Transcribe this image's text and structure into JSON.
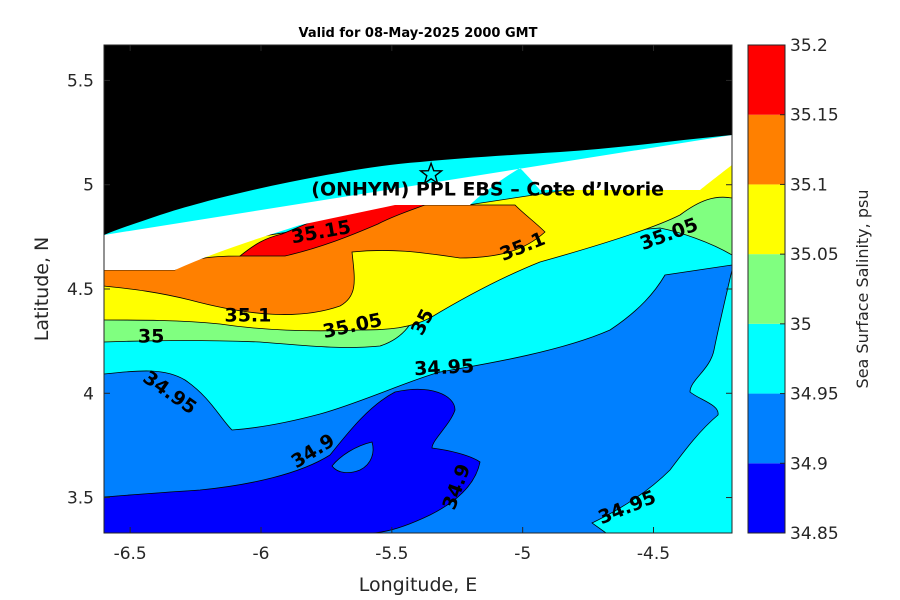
{
  "chart_data": {
    "type": "heatmap",
    "title": "Valid for 08-May-2025 2000 GMT",
    "xlabel": "Longitude, E",
    "ylabel": "Latitude, N",
    "xlim": [
      -6.6,
      -4.2
    ],
    "ylim": [
      3.33,
      5.67
    ],
    "x_ticks": [
      -6.5,
      -6,
      -5.5,
      -5,
      -4.5
    ],
    "x_tick_labels": [
      "-6.5",
      "-6",
      "-5.5",
      "-5",
      "-4.5"
    ],
    "y_ticks": [
      3.5,
      4,
      4.5,
      5,
      5.5
    ],
    "y_tick_labels": [
      "3.5",
      "4",
      "4.5",
      "5",
      "5.5"
    ],
    "colorbar": {
      "label": "Sea Surface Salinity, psu",
      "levels": [
        34.85,
        34.9,
        34.95,
        35,
        35.05,
        35.1,
        35.15,
        35.2
      ],
      "level_labels": [
        "34.85",
        "34.9",
        "34.95",
        "35",
        "35.05",
        "35.1",
        "35.15",
        "35.2"
      ],
      "colors": [
        "#0000ff",
        "#0080ff",
        "#00ffff",
        "#80ff80",
        "#ffff00",
        "#ff8000",
        "#ff0000"
      ]
    },
    "land_color": "#000000",
    "contour_labels": [
      {
        "text": "35.15",
        "x": -5.77,
        "y": 4.77,
        "rotation": -10
      },
      {
        "text": "35.1",
        "x": -5.0,
        "y": 4.7,
        "rotation": -22
      },
      {
        "text": "35.05",
        "x": -4.44,
        "y": 4.76,
        "rotation": -20
      },
      {
        "text": "35.1",
        "x": -6.05,
        "y": 4.37,
        "rotation": 0
      },
      {
        "text": "35.05",
        "x": -5.65,
        "y": 4.32,
        "rotation": -12
      },
      {
        "text": "35",
        "x": -5.38,
        "y": 4.34,
        "rotation": -62
      },
      {
        "text": "35",
        "x": -6.42,
        "y": 4.27,
        "rotation": 0
      },
      {
        "text": "34.95",
        "x": -6.35,
        "y": 4.0,
        "rotation": 35
      },
      {
        "text": "34.95",
        "x": -5.3,
        "y": 4.12,
        "rotation": -3
      },
      {
        "text": "34.9",
        "x": -5.8,
        "y": 3.72,
        "rotation": -32
      },
      {
        "text": "34.9",
        "x": -5.25,
        "y": 3.55,
        "rotation": -70
      },
      {
        "text": "34.95",
        "x": -4.6,
        "y": 3.45,
        "rotation": -22
      }
    ],
    "site": {
      "label": "(ONHYM) PPL EBS  – Cote d’Ivorie",
      "x": -5.35,
      "y": 5.05,
      "marker": "star-icon"
    }
  }
}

TASK INSTRUCTIONS: Wherever a line in the data above holds "rotation", copy that line.

WORKED SOLUTION:
        "rotation": -10
        "rotation": -22
        "rotation": -20
        "rotation": 0
        "rotation": -12
        "rotation": -62
        "rotation": 0
        "rotation": 35
        "rotation": -3
        "rotation": -32
        "rotation": -70
        "rotation": -22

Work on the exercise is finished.